## Aim of the exercise
Report how many lines of the listing below include the word "JSON". Give nothing but the number.
━━━━━━━━
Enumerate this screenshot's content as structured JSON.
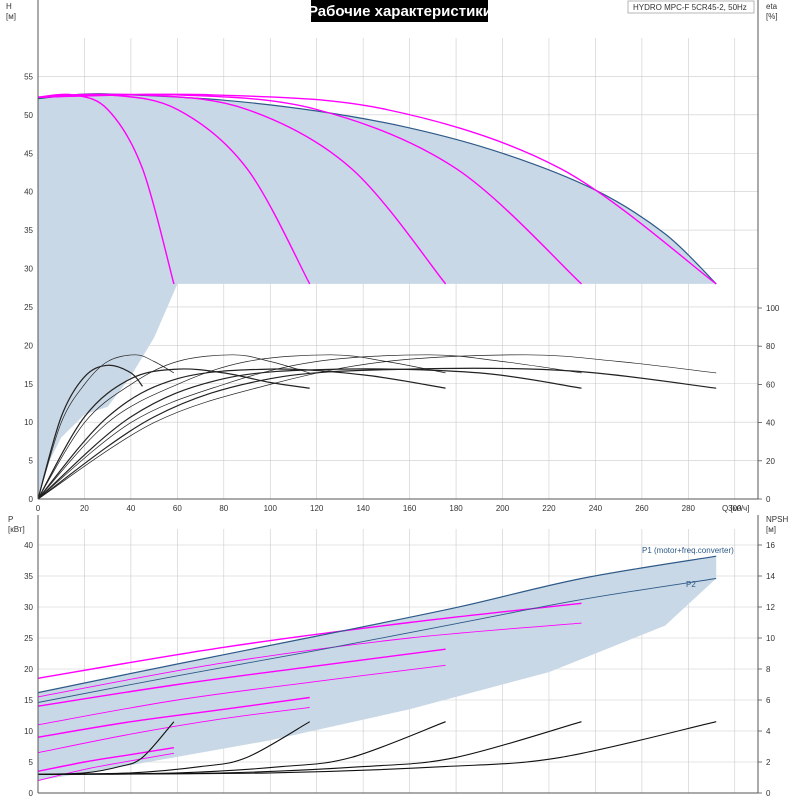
{
  "title": "Рабочие характеристики",
  "model": "HYDRO MPC-F 5CR45-2, 50Hz",
  "colors": {
    "envelope": "#c9d8e6",
    "qh": "#ff00ff",
    "eta": "#222222",
    "p1": "#2e5a88",
    "npsh": "#111111",
    "grid": "#cccccc",
    "axis": "#555555",
    "title_bg": "#000000"
  },
  "chart_data": [
    {
      "type": "line",
      "name": "top",
      "x_axis": {
        "label": "Q [м³/ч]",
        "range": [
          0,
          310
        ],
        "ticks": [
          0,
          20,
          40,
          60,
          80,
          100,
          120,
          140,
          160,
          180,
          200,
          220,
          240,
          260,
          280,
          300
        ]
      },
      "y_axis_left": {
        "label_lines": [
          "H",
          "[м]"
        ],
        "range": [
          0,
          60
        ],
        "ticks": [
          0,
          5,
          10,
          15,
          20,
          25,
          30,
          35,
          40,
          45,
          50,
          55
        ]
      },
      "y_axis_right": {
        "label_lines": [
          "eta",
          "[%]"
        ],
        "ticks": [
          0,
          20,
          40,
          60,
          80,
          100
        ]
      },
      "head_envelope_upper": [
        [
          0,
          52.1
        ],
        [
          20,
          52.7
        ],
        [
          40,
          52.6
        ],
        [
          80,
          51.9
        ],
        [
          120,
          50.5
        ],
        [
          160,
          48.3
        ],
        [
          200,
          45.0
        ],
        [
          240,
          40.2
        ],
        [
          270,
          34.5
        ],
        [
          292,
          28.0
        ]
      ],
      "head_envelope_lower": [
        [
          0,
          0
        ],
        [
          5,
          5
        ],
        [
          10,
          8
        ],
        [
          20,
          11
        ],
        [
          30,
          12
        ],
        [
          40,
          16
        ],
        [
          50,
          21
        ],
        [
          60,
          28
        ]
      ],
      "head_curves": [
        {
          "pumps": 1,
          "points": [
            [
              0,
              52.3
            ],
            [
              15,
              52.6
            ],
            [
              30,
              50.7
            ],
            [
              45,
              43.0
            ],
            [
              58.5,
              28.0
            ]
          ]
        },
        {
          "pumps": 2,
          "points": [
            [
              0,
              52.3
            ],
            [
              30,
              52.6
            ],
            [
              60,
              50.7
            ],
            [
              90,
              43.0
            ],
            [
              117,
              28.0
            ]
          ]
        },
        {
          "pumps": 3,
          "points": [
            [
              0,
              52.3
            ],
            [
              45,
              52.6
            ],
            [
              90,
              50.7
            ],
            [
              135,
              43.0
            ],
            [
              175.5,
              28.0
            ]
          ]
        },
        {
          "pumps": 4,
          "points": [
            [
              0,
              52.3
            ],
            [
              60,
              52.6
            ],
            [
              120,
              50.7
            ],
            [
              180,
              43.0
            ],
            [
              234,
              28.0
            ]
          ]
        },
        {
          "pumps": 5,
          "points": [
            [
              0,
              52.3
            ],
            [
              75,
              52.6
            ],
            [
              150,
              50.7
            ],
            [
              225,
              43.0
            ],
            [
              292,
              28.0
            ]
          ]
        }
      ],
      "eta_curves": [
        {
          "pumps": 1,
          "points": [
            [
              0,
              0
            ],
            [
              10,
              40
            ],
            [
              20,
              60
            ],
            [
              30,
              72
            ],
            [
              42,
              75.5
            ],
            [
              50,
              72
            ],
            [
              58.5,
              66
            ]
          ]
        },
        {
          "pumps": 2,
          "points": [
            [
              0,
              0
            ],
            [
              20,
              40
            ],
            [
              40,
              60
            ],
            [
              60,
              72
            ],
            [
              84,
              75.5
            ],
            [
              100,
              72
            ],
            [
              117,
              66
            ]
          ]
        },
        {
          "pumps": 3,
          "points": [
            [
              0,
              0
            ],
            [
              30,
              40
            ],
            [
              60,
              60
            ],
            [
              90,
              72
            ],
            [
              126,
              75.5
            ],
            [
              150,
              72
            ],
            [
              175.5,
              66
            ]
          ]
        },
        {
          "pumps": 4,
          "points": [
            [
              0,
              0
            ],
            [
              40,
              40
            ],
            [
              80,
              60
            ],
            [
              120,
              72
            ],
            [
              168,
              75.5
            ],
            [
              200,
              72
            ],
            [
              234,
              66
            ]
          ]
        },
        {
          "pumps": 5,
          "points": [
            [
              0,
              0
            ],
            [
              50,
              40
            ],
            [
              100,
              60
            ],
            [
              150,
              72
            ],
            [
              210,
              75.5
            ],
            [
              250,
              72
            ],
            [
              292,
              66
            ]
          ]
        }
      ],
      "eta_curves_reduced": [
        {
          "pumps": 1,
          "points": [
            [
              0,
              0
            ],
            [
              10,
              43
            ],
            [
              20,
              64
            ],
            [
              30,
              70
            ],
            [
              40,
              66
            ],
            [
              45,
              59
            ]
          ]
        },
        {
          "pumps": 2,
          "points": [
            [
              0,
              0
            ],
            [
              20,
              43
            ],
            [
              40,
              63
            ],
            [
              60,
              68
            ],
            [
              80,
              66
            ],
            [
              100,
              61
            ],
            [
              117,
              58
            ]
          ]
        },
        {
          "pumps": 3,
          "points": [
            [
              0,
              0
            ],
            [
              30,
              43
            ],
            [
              60,
              63
            ],
            [
              100,
              68
            ],
            [
              140,
              65
            ],
            [
              175.5,
              58
            ]
          ]
        },
        {
          "pumps": 4,
          "points": [
            [
              0,
              0
            ],
            [
              40,
              43
            ],
            [
              80,
              63
            ],
            [
              130,
              68
            ],
            [
              190,
              66
            ],
            [
              234,
              58
            ]
          ]
        },
        {
          "pumps": 5,
          "points": [
            [
              0,
              0
            ],
            [
              50,
              43
            ],
            [
              100,
              63
            ],
            [
              160,
              68
            ],
            [
              230,
              67
            ],
            [
              292,
              58
            ]
          ]
        }
      ]
    },
    {
      "type": "line",
      "name": "bottom",
      "x_axis": {
        "range": [
          0,
          310
        ]
      },
      "y_axis_left": {
        "label_lines": [
          "P",
          "[кВт]"
        ],
        "range": [
          0,
          40
        ],
        "ticks": [
          0,
          5,
          10,
          15,
          20,
          25,
          30,
          35,
          40
        ]
      },
      "y_axis_right": {
        "label_lines": [
          "NPSH",
          "[м]"
        ],
        "range": [
          0,
          16
        ],
        "ticks": [
          0,
          2,
          4,
          6,
          8,
          10,
          12,
          14,
          16
        ]
      },
      "series": [
        {
          "name": "P1 (motor+freq.converter)",
          "points": [
            [
              0,
              16.2
            ],
            [
              60,
              20.8
            ],
            [
              120,
              25.3
            ],
            [
              180,
              29.9
            ],
            [
              234,
              34.6
            ],
            [
              292,
              38.2
            ]
          ]
        },
        {
          "name": "P2",
          "points": [
            [
              0,
              14.6
            ],
            [
              60,
              18.9
            ],
            [
              120,
              23.0
            ],
            [
              180,
              27.3
            ],
            [
              234,
              31.2
            ],
            [
              292,
              34.6
            ]
          ]
        }
      ],
      "power_curves": [
        {
          "pumps": 1,
          "points": [
            [
              0,
              3.5
            ],
            [
              20,
              5.0
            ],
            [
              40,
              6.2
            ],
            [
              58.5,
              7.3
            ]
          ]
        },
        {
          "pumps": 2,
          "points": [
            [
              0,
              9.0
            ],
            [
              40,
              11.5
            ],
            [
              80,
              13.5
            ],
            [
              117,
              15.4
            ]
          ]
        },
        {
          "pumps": 3,
          "points": [
            [
              0,
              14.0
            ],
            [
              60,
              17.5
            ],
            [
              120,
              20.5
            ],
            [
              175.5,
              23.2
            ]
          ]
        },
        {
          "pumps": 4,
          "points": [
            [
              0,
              18.5
            ],
            [
              80,
              23.5
            ],
            [
              160,
              27.5
            ],
            [
              234,
              30.6
            ]
          ]
        },
        {
          "pumps": 1,
          "points": [
            [
              0,
              2.0
            ],
            [
              20,
              3.8
            ],
            [
              40,
              5.2
            ],
            [
              58.5,
              6.4
            ]
          ]
        },
        {
          "pumps": 2,
          "points": [
            [
              0,
              6.5
            ],
            [
              40,
              9.5
            ],
            [
              80,
              12.0
            ],
            [
              117,
              13.8
            ]
          ]
        },
        {
          "pumps": 3,
          "points": [
            [
              0,
              11.0
            ],
            [
              60,
              15.0
            ],
            [
              120,
              18.0
            ],
            [
              175.5,
              20.6
            ]
          ]
        },
        {
          "pumps": 4,
          "points": [
            [
              0,
              15.5
            ],
            [
              80,
              21.0
            ],
            [
              160,
              25.0
            ],
            [
              234,
              27.4
            ]
          ]
        }
      ],
      "npsh_curves": [
        {
          "pumps": 1,
          "points": [
            [
              0,
              1.2
            ],
            [
              20,
              1.3
            ],
            [
              35,
              1.7
            ],
            [
              45,
              2.3
            ],
            [
              58.5,
              4.6
            ]
          ]
        },
        {
          "pumps": 2,
          "points": [
            [
              0,
              1.2
            ],
            [
              40,
              1.3
            ],
            [
              70,
              1.7
            ],
            [
              90,
              2.3
            ],
            [
              117,
              4.6
            ]
          ]
        },
        {
          "pumps": 3,
          "points": [
            [
              0,
              1.2
            ],
            [
              60,
              1.3
            ],
            [
              105,
              1.7
            ],
            [
              135,
              2.3
            ],
            [
              175.5,
              4.6
            ]
          ]
        },
        {
          "pumps": 4,
          "points": [
            [
              0,
              1.2
            ],
            [
              80,
              1.3
            ],
            [
              140,
              1.7
            ],
            [
              180,
              2.3
            ],
            [
              234,
              4.6
            ]
          ]
        },
        {
          "pumps": 5,
          "points": [
            [
              0,
              1.2
            ],
            [
              100,
              1.3
            ],
            [
              175,
              1.7
            ],
            [
              225,
              2.3
            ],
            [
              292,
              4.6
            ]
          ]
        }
      ]
    }
  ]
}
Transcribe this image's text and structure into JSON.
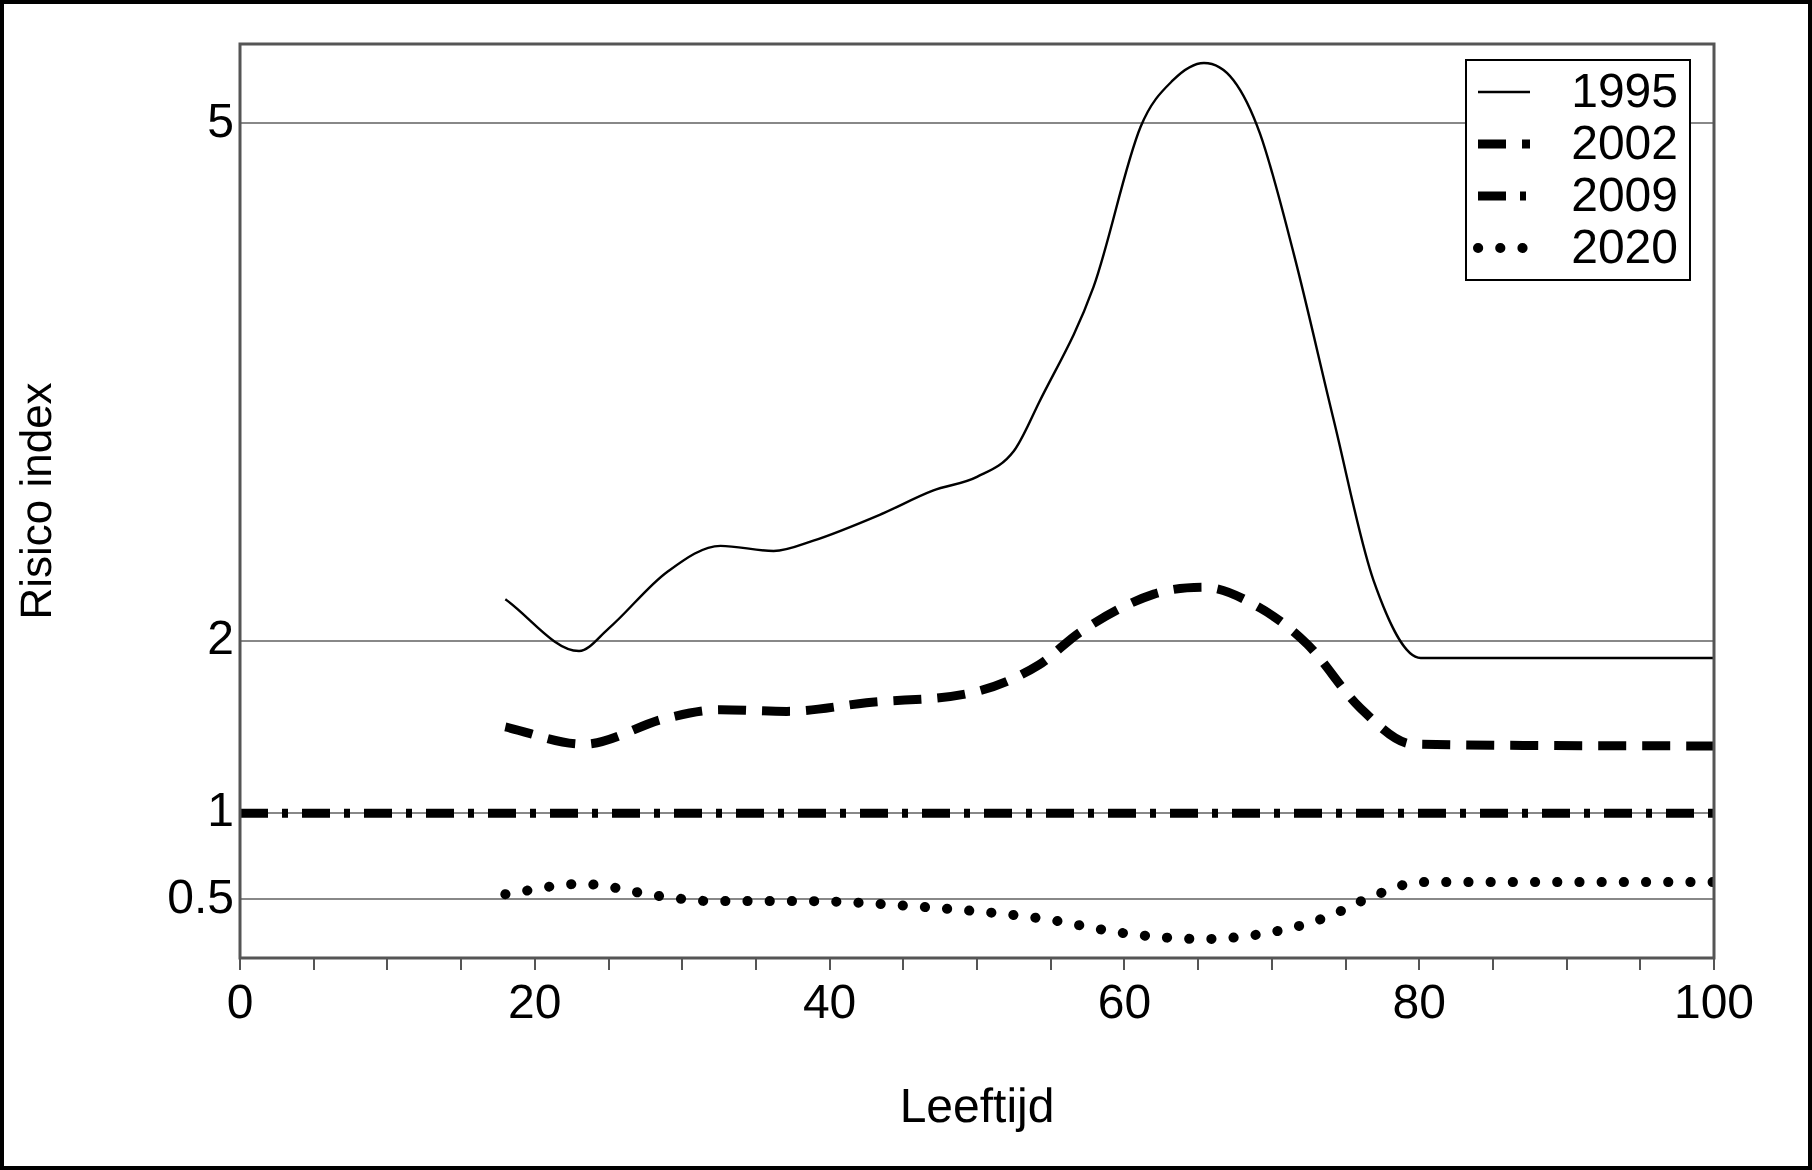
━━━━━━━━
## Task result
2